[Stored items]
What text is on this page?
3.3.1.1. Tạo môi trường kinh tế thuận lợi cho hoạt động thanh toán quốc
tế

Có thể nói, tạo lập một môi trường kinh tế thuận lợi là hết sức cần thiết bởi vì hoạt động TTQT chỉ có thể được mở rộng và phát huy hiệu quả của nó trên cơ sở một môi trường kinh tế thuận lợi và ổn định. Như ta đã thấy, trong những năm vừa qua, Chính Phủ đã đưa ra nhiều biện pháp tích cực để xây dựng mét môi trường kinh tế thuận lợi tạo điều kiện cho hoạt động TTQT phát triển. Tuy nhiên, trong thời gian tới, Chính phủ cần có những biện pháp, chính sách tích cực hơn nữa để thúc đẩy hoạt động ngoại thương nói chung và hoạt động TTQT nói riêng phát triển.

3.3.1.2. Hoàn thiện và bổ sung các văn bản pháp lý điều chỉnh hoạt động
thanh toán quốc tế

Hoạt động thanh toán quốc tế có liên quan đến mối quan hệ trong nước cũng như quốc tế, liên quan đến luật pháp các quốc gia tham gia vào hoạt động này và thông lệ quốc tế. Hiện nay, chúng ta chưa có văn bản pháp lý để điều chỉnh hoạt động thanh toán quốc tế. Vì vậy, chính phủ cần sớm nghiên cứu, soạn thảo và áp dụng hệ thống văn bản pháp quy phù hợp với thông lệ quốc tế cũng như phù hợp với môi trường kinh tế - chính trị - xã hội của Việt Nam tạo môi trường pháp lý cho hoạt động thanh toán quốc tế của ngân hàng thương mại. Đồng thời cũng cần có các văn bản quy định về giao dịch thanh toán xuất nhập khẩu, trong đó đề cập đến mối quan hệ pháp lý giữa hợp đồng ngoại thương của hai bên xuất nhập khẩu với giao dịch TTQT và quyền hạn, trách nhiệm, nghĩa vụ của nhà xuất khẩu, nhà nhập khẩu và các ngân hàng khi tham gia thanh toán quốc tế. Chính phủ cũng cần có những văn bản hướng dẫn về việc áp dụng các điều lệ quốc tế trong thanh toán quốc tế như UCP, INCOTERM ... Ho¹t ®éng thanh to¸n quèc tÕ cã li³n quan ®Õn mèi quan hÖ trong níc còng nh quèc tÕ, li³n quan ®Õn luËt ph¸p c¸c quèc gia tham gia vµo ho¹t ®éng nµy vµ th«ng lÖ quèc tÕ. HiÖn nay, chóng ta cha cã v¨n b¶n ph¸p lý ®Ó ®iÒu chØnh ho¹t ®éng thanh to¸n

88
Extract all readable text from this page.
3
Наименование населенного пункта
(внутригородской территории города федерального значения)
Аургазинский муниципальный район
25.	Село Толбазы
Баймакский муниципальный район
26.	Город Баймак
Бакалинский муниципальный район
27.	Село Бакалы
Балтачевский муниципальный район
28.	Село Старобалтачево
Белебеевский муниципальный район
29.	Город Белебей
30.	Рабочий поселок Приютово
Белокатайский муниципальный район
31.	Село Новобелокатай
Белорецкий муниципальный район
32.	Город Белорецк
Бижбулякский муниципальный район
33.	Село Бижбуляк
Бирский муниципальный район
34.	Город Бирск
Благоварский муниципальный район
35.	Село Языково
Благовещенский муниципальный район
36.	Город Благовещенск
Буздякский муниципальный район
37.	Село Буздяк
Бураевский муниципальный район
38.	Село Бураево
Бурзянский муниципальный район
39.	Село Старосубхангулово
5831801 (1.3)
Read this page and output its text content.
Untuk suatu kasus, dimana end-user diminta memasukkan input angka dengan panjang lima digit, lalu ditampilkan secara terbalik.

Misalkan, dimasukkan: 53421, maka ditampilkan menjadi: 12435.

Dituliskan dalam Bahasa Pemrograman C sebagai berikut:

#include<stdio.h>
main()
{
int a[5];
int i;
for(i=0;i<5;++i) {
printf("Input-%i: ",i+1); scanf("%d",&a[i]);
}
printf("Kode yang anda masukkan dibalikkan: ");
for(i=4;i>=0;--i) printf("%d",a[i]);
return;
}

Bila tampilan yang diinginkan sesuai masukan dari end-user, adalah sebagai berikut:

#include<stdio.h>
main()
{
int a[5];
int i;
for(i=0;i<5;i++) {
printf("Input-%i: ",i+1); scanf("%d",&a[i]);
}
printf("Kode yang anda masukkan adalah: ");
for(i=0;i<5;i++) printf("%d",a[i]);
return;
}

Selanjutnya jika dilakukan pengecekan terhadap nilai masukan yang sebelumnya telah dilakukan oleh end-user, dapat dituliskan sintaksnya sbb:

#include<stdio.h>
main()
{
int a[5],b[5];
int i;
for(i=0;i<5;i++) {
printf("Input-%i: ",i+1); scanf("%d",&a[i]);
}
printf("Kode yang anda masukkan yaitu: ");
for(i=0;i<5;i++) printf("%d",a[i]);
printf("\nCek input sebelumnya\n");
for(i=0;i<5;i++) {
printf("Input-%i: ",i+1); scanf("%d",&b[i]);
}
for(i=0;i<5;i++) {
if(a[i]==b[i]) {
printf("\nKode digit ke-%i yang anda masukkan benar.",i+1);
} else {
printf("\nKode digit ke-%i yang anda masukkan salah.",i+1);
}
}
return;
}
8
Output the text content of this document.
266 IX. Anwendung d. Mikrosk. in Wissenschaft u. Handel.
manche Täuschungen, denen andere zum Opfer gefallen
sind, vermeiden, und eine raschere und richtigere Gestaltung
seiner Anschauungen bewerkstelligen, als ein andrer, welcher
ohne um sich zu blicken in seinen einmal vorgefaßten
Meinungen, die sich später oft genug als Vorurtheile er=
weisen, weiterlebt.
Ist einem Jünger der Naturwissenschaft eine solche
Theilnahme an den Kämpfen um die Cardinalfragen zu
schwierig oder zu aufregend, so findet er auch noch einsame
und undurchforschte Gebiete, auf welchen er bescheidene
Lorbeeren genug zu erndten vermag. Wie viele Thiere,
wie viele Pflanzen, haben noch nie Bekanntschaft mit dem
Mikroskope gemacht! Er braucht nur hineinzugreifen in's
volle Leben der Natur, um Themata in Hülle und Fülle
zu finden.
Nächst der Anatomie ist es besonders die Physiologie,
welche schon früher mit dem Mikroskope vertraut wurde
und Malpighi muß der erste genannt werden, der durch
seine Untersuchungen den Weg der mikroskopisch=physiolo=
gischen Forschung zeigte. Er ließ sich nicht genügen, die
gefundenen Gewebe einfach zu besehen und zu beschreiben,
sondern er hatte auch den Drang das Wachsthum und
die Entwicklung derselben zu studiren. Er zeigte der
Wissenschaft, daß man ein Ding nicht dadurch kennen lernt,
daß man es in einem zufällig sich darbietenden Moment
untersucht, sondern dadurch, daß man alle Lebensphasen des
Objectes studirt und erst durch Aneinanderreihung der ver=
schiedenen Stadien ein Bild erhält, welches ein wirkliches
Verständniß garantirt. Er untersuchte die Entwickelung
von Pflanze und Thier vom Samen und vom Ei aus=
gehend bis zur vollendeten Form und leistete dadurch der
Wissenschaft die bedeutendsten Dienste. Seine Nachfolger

### Short exercise
For the string "dadurch", count the lines of the entries above that include it; answer with the number only.

### The output
3